Exercise details: Copy out lines with the word "count" from the material that follows.

Material supplied:
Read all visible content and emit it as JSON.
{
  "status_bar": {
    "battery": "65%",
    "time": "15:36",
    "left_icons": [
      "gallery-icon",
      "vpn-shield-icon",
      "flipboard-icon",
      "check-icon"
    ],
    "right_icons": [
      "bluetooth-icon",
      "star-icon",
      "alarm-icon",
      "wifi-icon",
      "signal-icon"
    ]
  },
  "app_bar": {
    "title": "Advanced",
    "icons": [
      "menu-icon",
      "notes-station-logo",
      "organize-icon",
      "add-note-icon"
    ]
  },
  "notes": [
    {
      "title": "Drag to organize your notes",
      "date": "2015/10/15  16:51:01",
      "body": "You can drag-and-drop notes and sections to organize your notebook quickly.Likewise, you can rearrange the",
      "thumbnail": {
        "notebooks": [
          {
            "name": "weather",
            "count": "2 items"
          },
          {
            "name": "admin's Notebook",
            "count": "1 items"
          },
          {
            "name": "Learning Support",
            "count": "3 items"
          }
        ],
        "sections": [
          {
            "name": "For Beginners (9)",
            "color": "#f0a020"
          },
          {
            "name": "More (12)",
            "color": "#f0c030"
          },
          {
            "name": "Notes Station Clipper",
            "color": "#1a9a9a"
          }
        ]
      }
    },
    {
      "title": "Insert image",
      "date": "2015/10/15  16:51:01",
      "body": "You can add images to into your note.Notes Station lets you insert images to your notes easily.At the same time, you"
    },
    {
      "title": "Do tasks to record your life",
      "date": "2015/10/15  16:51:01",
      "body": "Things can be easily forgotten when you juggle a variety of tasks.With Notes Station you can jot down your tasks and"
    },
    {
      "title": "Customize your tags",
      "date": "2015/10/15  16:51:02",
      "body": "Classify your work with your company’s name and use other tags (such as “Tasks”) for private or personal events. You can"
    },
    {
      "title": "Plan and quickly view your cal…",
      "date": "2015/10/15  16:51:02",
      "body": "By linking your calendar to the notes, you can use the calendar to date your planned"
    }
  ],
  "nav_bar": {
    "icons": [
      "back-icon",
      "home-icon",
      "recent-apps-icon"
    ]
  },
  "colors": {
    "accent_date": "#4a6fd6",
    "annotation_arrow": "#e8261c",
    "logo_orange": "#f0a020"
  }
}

Answer:
            "count": "2 items"
            "count": "1 items"
            "count": "3 items"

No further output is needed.